Will you quote all of the entries, word for word?

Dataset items
• • • •
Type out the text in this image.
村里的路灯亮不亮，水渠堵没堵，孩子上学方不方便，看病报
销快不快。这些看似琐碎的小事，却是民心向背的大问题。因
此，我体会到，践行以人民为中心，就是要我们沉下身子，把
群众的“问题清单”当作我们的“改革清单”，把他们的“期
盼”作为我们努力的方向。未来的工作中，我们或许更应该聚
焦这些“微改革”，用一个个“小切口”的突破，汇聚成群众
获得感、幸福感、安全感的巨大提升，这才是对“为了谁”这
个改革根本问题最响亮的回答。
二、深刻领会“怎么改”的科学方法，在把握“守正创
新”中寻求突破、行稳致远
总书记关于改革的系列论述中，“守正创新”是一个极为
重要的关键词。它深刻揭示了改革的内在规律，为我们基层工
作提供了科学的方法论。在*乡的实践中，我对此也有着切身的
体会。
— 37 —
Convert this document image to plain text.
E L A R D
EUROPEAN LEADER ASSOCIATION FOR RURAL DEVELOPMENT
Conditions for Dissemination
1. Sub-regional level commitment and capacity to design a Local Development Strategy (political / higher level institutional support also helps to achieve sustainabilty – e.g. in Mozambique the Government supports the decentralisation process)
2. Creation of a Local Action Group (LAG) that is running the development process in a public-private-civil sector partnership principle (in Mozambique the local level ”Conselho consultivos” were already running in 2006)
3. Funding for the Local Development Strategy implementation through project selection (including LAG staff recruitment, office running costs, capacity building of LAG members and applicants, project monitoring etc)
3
• • • •
§ Response below:
Type out the text in this image.
村里的路灯亮不亮，水渠堵没堵，孩子上学方不方便，看病报
销快不快。这些看似琐碎的小事，却是民心向背的大问题。因
此，我体会到，践行以人民为中心，就是要我们沉下身子，把
群众的“问题清单”当作我们的“改革清单”，把他们的“期
盼”作为我们努力的方向。未来的工作中，我们或许更应该聚
焦这些“微改革”，用一个个“小切口”的突破，汇聚成群众
获得感、幸福感、安全感的巨大提升，这才是对“为了谁”这
个改革根本问题最响亮的回答。
二、深刻领会“怎么改”的科学方法，在把握“守正创
新”中寻求突破、行稳致远
总书记关于改革的系列论述中，“守正创新”是一个极为
重要的关键词。它深刻揭示了改革的内在规律，为我们基层工
作提供了科学的方法论。在*乡的实践中，我对此也有着切身的
体会。
— 37 —
Convert this document image to plain text.
E L A R D
EUROPEAN LEADER ASSOCIATION FOR RURAL DEVELOPMENT
Conditions for Dissemination
1. Sub-regional level commitment and capacity to design a Local Development Strategy (political / higher level institutional support also helps to achieve sustainabilty – e.g. in Mozambique the Government supports the decentralisation process)
2. Creation of a Local Action Group (LAG) that is running the development process in a public-private-civil sector partnership principle (in Mozambique the local level ”Conselho consultivos” were already running in 2006)
3. Funding for the Local Development Strategy implementation through project selection (including LAG staff recruitment, office running costs, capacity building of LAG members and applicants, project monitoring etc)
3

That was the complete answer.